» **What is needed**
Rewrite the entries below as a JSON list of strings, one string per line, omitting any blank lines.

» **Given records**
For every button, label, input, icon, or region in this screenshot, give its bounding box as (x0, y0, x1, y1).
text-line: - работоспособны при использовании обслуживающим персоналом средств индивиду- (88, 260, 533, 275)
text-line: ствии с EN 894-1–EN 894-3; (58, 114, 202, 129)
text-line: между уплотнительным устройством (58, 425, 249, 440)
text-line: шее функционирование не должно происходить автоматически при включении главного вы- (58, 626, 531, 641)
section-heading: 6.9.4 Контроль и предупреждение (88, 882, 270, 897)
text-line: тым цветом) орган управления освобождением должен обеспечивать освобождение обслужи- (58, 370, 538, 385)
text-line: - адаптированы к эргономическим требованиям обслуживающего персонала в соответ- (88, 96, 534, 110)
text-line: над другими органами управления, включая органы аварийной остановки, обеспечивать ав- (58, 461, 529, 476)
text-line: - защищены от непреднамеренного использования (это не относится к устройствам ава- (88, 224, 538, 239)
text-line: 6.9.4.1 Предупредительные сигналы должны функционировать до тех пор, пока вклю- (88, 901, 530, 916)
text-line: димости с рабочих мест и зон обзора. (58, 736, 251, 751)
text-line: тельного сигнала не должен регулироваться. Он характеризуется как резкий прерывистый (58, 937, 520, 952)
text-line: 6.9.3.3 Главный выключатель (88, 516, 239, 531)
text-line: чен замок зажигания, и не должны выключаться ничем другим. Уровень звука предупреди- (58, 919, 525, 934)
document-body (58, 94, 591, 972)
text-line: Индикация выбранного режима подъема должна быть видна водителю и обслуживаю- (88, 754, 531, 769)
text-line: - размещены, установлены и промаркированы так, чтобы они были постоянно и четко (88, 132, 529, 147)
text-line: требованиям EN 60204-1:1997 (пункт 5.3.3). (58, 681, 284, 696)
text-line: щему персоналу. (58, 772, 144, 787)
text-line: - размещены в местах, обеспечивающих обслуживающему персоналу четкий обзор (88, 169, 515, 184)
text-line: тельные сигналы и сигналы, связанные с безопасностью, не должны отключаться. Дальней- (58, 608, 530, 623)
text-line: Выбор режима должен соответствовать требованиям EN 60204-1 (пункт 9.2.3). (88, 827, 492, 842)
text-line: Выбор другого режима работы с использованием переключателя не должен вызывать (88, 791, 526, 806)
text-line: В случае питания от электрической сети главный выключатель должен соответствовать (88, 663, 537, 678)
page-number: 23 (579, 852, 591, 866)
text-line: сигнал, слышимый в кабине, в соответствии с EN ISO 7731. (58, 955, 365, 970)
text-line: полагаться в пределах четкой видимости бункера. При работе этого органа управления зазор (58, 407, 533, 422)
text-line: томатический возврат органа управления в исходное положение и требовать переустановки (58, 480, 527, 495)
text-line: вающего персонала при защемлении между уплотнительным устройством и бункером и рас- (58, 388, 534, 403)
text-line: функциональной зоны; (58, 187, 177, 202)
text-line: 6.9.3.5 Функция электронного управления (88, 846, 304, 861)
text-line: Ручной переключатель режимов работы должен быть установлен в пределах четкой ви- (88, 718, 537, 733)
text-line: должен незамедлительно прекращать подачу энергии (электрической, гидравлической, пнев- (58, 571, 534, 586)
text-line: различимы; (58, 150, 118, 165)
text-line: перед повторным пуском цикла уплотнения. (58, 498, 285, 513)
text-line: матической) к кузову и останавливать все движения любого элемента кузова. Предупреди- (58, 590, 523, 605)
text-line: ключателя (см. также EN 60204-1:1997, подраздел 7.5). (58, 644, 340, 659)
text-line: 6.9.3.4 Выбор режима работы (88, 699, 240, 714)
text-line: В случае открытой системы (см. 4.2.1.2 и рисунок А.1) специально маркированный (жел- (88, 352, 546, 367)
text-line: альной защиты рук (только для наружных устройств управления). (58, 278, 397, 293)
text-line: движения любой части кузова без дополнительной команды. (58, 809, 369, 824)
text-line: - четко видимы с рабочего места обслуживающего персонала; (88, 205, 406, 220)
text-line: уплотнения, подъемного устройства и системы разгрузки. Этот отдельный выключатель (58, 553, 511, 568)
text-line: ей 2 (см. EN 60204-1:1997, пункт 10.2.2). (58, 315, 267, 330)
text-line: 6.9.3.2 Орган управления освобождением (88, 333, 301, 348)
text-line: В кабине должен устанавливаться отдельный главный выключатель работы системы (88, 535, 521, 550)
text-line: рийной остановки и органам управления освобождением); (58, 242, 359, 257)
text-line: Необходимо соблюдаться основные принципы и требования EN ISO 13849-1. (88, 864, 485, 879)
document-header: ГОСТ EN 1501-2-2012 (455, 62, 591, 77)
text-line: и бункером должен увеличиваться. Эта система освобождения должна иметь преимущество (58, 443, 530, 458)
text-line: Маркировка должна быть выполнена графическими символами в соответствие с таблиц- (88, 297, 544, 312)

» **Output for this exercise**
[
  "For every button, label, input, icon, or region in this screenshot, give its bounding box as (x0, y0, x1, y1).",
  "text-line: - работоспособны при использовании обслуживающим персоналом средств индивиду- (88, 260, 533, 275)",
  "text-line: ствии с EN 894-1–EN 894-3; (58, 114, 202, 129)",
  "text-line: между уплотнительным устройством (58, 425, 249, 440)",
  "text-line: шее функционирование не должно происходить автоматически при включении главного вы- (58, 626, 531, 641)",
  "section-heading: 6.9.4 Контроль и предупреждение (88, 882, 270, 897)",
  "text-line: тым цветом) орган управления освобождением должен обеспечивать освобождение обслужи- (58, 370, 538, 385)",
  "text-line: - адаптированы к эргономическим требованиям обслуживающего персонала в соответ- (88, 96, 534, 110)",
  "text-line: над другими органами управления, включая органы аварийной остановки, обеспечивать ав- (58, 461, 529, 476)",
  "text-line: - защищены от непреднамеренного использования (это не относится к устройствам ава- (88, 224, 538, 239)",
  "text-line: 6.9.4.1 Предупредительные сигналы должны функционировать до тех пор, пока вклю- (88, 901, 530, 916)",
  "text-line: димости с рабочих мест и зон обзора. (58, 736, 251, 751)",
  "text-line: тельного сигнала не должен регулироваться. Он характеризуется как резкий прерывистый (58, 937, 520, 952)",
  "text-line: 6.9.3.3 Главный выключатель (88, 516, 239, 531)",
  "text-line: чен замок зажигания, и не должны выключаться ничем другим. Уровень звука предупреди- (58, 919, 525, 934)",
  "document-body (58, 94, 591, 972)",
  "text-line: Индикация выбранного режима подъема должна быть видна водителю и обслуживаю- (88, 754, 531, 769)",
  "text-line: - размещены, установлены и промаркированы так, чтобы они были постоянно и четко (88, 132, 529, 147)",
  "text-line: требованиям EN 60204-1:1997 (пункт 5.3.3). (58, 681, 284, 696)",
  "text-line: щему персоналу. (58, 772, 144, 787)",
  "text-line: - размещены в местах, обеспечивающих обслуживающему персоналу четкий обзор (88, 169, 515, 184)",
  "text-line: тельные сигналы и сигналы, связанные с безопасностью, не должны отключаться. Дальней- (58, 608, 530, 623)",
  "text-line: Выбор режима должен соответствовать требованиям EN 60204-1 (пункт 9.2.3). (88, 827, 492, 842)",
  "text-line: Выбор другого режима работы с использованием переключателя не должен вызывать (88, 791, 526, 806)",
  "text-line: В случае питания от электрической сети главный выключатель должен соответствовать (88, 663, 537, 678)",
  "page-number: 23 (579, 852, 591, 866)",
  "text-line: сигнал, слышимый в кабине, в соответствии с EN ISO 7731. (58, 955, 365, 970)",
  "text-line: полагаться в пределах четкой видимости бункера. При работе этого органа управления зазор (58, 407, 533, 422)",
  "text-line: томатический возврат органа управления в исходное положение и требовать переустановки (58, 480, 527, 495)",
  "text-line: вающего персонала при защемлении между уплотнительным устройством и бункером и рас- (58, 388, 534, 403)",
  "text-line: функциональной зоны; (58, 187, 177, 202)",
  "text-line: 6.9.3.5 Функция электронного управления (88, 846, 304, 861)",
  "text-line: Ручной переключатель режимов работы должен быть установлен в пределах четкой ви- (88, 718, 537, 733)",
  "text-line: должен незамедлительно прекращать подачу энергии (электрической, гидравлической, пнев- (58, 571, 534, 586)",
  "text-line: различимы; (58, 150, 118, 165)",
  "text-line: перед повторным пуском цикла уплотнения. (58, 498, 285, 513)",
  "text-line: матической) к кузову и останавливать все движения любого элемента кузова. Предупреди- (58, 590, 523, 605)",
  "text-line: ключателя (см. также EN 60204-1:1997, подраздел 7.5). (58, 644, 340, 659)",
  "text-line: 6.9.3.4 Выбор режима работы (88, 699, 240, 714)",
  "text-line: В случае открытой системы (см. 4.2.1.2 и рисунок А.1) специально маркированный (жел- (88, 352, 546, 367)",
  "text-line: альной защиты рук (только для наружных устройств управления). (58, 278, 397, 293)",
  "text-line: движения любой части кузова без дополнительной команды. (58, 809, 369, 824)",
  "text-line: - четко видимы с рабочего места обслуживающего персонала; (88, 205, 406, 220)",
  "text-line: уплотнения, подъемного устройства и системы разгрузки. Этот отдельный выключатель (58, 553, 511, 568)",
  "text-line: ей 2 (см. EN 60204-1:1997, пункт 10.2.2). (58, 315, 267, 330)",
  "text-line: 6.9.3.2 Орган управления освобождением (88, 333, 301, 348)",
  "text-line: В кабине должен устанавливаться отдельный главный выключатель работы системы (88, 535, 521, 550)",
  "text-line: рийной остановки и органам управления освобождением); (58, 242, 359, 257)",
  "text-line: Необходимо соблюдаться основные принципы и требования EN ISO 13849-1. (88, 864, 485, 879)",
  "document-header: ГОСТ EN 1501-2-2012 (455, 62, 591, 77)",
  "text-line: и бункером должен увеличиваться. Эта система освобождения должна иметь преимущество (58, 443, 530, 458)",
  "text-line: Маркировка должна быть выполнена графическими символами в соответствие с таблиц- (88, 297, 544, 312)"
]